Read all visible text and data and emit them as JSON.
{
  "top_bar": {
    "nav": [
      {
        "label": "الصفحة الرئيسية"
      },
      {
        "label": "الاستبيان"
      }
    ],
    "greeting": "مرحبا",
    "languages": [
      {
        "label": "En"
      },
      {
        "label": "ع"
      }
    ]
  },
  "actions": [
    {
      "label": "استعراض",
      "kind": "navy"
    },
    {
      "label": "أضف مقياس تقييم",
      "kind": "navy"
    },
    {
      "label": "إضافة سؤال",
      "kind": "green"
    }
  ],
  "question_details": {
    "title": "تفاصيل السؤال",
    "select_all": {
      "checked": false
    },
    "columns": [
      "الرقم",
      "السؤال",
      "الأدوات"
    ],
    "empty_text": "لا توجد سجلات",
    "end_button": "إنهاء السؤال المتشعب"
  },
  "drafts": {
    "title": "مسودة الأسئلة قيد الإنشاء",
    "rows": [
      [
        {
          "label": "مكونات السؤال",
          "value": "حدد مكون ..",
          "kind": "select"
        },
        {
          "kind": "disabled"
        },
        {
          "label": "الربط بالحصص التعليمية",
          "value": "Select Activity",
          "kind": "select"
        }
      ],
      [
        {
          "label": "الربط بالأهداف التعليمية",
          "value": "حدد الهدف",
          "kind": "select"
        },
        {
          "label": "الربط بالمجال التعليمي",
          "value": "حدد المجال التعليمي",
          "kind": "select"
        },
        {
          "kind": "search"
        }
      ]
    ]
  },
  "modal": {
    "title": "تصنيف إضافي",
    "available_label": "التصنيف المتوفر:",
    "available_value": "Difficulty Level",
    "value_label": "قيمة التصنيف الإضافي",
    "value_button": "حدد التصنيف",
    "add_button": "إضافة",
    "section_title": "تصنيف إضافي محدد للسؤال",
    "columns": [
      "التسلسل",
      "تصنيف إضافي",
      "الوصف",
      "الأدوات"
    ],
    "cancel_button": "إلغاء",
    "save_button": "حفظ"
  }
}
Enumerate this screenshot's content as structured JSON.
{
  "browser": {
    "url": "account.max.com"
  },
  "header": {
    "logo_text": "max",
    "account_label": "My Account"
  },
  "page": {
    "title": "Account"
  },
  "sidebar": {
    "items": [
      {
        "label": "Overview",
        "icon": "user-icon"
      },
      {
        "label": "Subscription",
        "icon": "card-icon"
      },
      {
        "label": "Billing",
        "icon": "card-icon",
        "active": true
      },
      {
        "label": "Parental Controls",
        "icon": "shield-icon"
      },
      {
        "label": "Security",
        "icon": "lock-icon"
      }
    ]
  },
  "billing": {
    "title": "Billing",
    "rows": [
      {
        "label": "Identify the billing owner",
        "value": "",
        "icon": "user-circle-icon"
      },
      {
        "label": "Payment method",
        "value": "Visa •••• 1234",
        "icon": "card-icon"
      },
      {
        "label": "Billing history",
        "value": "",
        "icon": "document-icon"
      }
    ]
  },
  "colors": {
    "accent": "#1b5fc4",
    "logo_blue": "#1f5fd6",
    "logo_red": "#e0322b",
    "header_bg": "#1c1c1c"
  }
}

● **TASK OBJECTIVE**
Gather each line of the records holding the string "السؤال".

● **RESULT BELOW**
    "title": "تفاصيل السؤال",
      "السؤال",
    "end_button": "إنهاء السؤال المتشعب"
          "label": "مكونات السؤال",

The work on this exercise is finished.